Instruction:
Which lines have the string "scores"? Copy all of them from the entries below.

Records for the exercise:
--

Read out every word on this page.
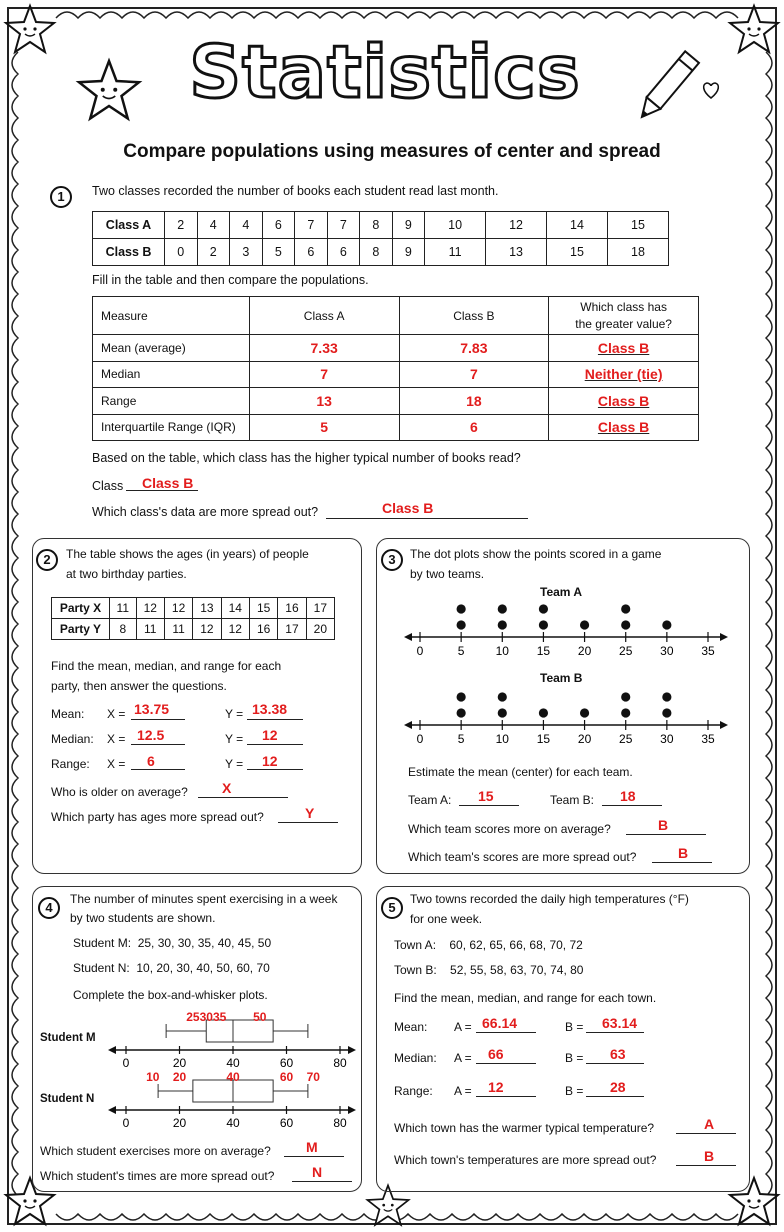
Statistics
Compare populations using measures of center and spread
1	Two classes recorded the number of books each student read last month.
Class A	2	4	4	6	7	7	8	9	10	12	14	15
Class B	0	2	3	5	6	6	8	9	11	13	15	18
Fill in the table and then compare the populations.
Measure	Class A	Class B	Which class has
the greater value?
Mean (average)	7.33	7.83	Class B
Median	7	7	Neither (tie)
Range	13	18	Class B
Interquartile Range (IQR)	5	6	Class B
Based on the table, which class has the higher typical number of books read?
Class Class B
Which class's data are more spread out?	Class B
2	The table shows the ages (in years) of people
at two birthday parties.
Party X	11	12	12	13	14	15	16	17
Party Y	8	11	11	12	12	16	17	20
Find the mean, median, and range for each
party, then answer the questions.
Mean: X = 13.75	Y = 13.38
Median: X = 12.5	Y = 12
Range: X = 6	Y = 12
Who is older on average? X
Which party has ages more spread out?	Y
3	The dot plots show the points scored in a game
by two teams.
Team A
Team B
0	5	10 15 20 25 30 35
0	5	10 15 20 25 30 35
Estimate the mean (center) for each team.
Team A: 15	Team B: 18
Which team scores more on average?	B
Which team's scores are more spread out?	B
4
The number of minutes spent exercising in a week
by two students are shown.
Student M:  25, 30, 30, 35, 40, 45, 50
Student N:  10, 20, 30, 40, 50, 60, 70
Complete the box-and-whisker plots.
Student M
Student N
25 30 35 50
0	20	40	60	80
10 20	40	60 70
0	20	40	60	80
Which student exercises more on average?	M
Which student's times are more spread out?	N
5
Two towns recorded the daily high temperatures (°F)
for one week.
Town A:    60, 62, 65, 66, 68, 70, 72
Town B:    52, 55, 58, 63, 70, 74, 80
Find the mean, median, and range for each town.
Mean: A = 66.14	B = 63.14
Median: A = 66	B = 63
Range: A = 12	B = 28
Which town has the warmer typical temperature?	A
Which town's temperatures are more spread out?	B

--

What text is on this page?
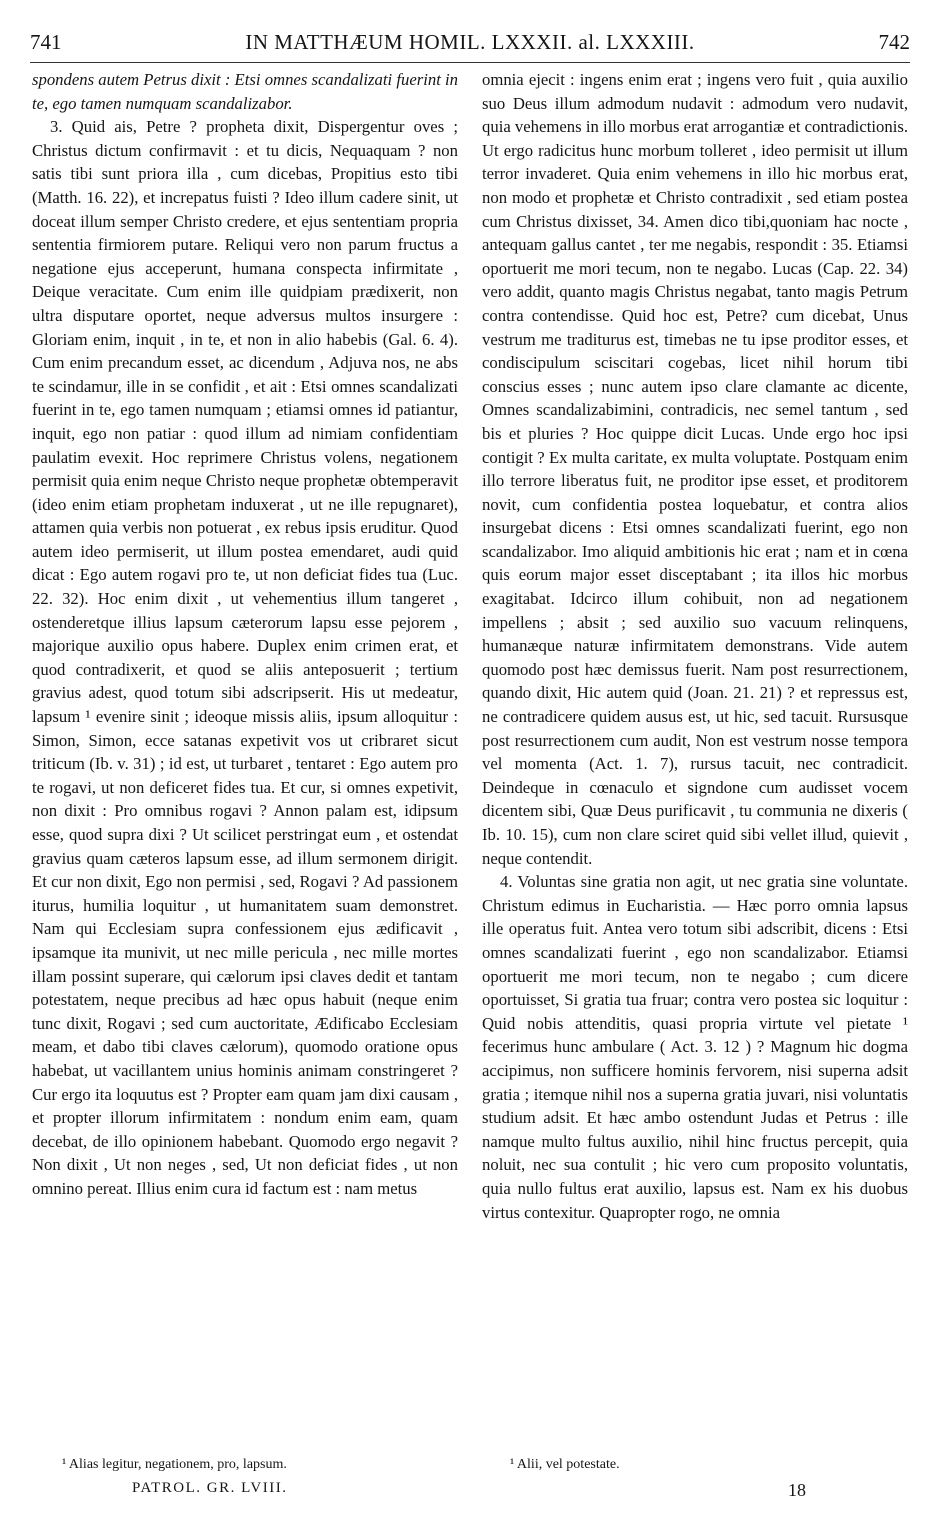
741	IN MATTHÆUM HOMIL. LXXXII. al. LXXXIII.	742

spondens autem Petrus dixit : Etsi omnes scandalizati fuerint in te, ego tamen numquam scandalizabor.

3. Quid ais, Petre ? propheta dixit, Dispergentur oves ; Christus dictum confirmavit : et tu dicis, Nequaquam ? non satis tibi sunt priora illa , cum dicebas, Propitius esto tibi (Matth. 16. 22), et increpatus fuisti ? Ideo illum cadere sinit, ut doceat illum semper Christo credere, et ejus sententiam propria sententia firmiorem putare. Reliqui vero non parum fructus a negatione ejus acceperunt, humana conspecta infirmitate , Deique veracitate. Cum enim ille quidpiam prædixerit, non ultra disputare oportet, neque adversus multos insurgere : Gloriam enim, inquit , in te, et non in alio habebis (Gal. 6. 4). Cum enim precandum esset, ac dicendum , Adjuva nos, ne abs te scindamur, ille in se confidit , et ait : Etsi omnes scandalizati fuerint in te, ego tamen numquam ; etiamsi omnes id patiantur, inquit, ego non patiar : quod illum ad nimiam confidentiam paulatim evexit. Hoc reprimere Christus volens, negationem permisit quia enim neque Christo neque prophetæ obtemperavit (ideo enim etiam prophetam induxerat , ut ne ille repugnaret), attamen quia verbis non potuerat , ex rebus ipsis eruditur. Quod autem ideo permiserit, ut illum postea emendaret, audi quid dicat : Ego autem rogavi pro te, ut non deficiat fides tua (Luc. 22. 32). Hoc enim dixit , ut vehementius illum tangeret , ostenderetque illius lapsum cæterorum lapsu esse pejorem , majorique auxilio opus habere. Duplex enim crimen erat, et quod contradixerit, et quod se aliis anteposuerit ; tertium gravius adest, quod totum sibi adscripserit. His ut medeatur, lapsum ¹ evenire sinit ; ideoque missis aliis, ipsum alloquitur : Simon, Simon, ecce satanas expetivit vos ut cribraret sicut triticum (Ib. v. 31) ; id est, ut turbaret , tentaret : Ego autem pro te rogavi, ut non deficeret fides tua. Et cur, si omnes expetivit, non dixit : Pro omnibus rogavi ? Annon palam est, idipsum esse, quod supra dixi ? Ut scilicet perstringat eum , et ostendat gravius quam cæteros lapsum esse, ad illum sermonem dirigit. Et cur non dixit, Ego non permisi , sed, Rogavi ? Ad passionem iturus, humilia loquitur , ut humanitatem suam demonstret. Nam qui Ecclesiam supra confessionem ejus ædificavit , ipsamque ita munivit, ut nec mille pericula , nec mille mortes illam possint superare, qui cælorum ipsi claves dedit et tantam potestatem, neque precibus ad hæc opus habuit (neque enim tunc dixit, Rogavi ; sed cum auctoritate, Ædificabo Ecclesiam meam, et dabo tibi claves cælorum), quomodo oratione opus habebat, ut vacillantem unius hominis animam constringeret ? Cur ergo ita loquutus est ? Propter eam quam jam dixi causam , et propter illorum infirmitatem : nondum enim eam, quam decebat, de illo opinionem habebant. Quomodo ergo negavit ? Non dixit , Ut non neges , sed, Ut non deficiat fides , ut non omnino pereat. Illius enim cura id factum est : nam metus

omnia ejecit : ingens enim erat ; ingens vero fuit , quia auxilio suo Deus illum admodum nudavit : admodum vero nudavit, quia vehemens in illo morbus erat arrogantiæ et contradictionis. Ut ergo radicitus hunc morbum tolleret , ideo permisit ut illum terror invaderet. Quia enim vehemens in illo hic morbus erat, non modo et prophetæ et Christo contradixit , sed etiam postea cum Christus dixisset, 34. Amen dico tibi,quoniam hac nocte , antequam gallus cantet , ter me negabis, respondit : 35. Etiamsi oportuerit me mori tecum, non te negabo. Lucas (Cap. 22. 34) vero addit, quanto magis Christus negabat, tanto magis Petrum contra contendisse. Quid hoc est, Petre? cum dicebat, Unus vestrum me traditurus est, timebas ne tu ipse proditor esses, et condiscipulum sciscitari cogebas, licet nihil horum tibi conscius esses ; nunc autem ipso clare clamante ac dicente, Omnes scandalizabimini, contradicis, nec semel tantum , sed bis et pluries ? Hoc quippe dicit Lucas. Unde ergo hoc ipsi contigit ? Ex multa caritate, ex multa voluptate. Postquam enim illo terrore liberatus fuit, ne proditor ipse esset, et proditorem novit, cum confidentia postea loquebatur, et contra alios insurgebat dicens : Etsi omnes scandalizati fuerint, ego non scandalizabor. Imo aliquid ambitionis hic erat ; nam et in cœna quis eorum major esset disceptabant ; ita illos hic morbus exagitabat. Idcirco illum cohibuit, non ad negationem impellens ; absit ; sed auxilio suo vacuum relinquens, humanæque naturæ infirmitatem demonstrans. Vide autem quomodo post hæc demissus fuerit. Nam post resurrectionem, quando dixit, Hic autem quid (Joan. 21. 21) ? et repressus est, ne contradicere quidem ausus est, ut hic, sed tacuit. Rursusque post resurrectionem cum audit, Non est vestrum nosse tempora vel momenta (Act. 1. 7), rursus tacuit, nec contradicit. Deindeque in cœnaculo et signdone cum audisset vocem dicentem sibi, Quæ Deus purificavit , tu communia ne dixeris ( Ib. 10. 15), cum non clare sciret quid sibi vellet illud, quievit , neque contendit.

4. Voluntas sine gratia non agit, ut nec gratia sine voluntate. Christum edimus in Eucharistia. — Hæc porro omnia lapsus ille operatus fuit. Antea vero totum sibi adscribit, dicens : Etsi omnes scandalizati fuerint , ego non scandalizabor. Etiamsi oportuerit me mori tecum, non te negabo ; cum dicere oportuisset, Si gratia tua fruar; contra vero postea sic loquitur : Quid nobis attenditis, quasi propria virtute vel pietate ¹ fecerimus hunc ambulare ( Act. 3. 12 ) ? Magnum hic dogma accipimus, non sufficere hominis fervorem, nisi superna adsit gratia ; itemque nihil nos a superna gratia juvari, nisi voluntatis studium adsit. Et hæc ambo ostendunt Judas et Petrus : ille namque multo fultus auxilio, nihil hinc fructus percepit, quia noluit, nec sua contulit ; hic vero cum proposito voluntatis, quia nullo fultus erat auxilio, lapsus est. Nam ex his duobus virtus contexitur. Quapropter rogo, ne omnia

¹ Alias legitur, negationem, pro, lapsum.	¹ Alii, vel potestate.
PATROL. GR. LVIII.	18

--

Solution to this task:
Which team scores more on average?	B
Which team's scores are more spread out?	B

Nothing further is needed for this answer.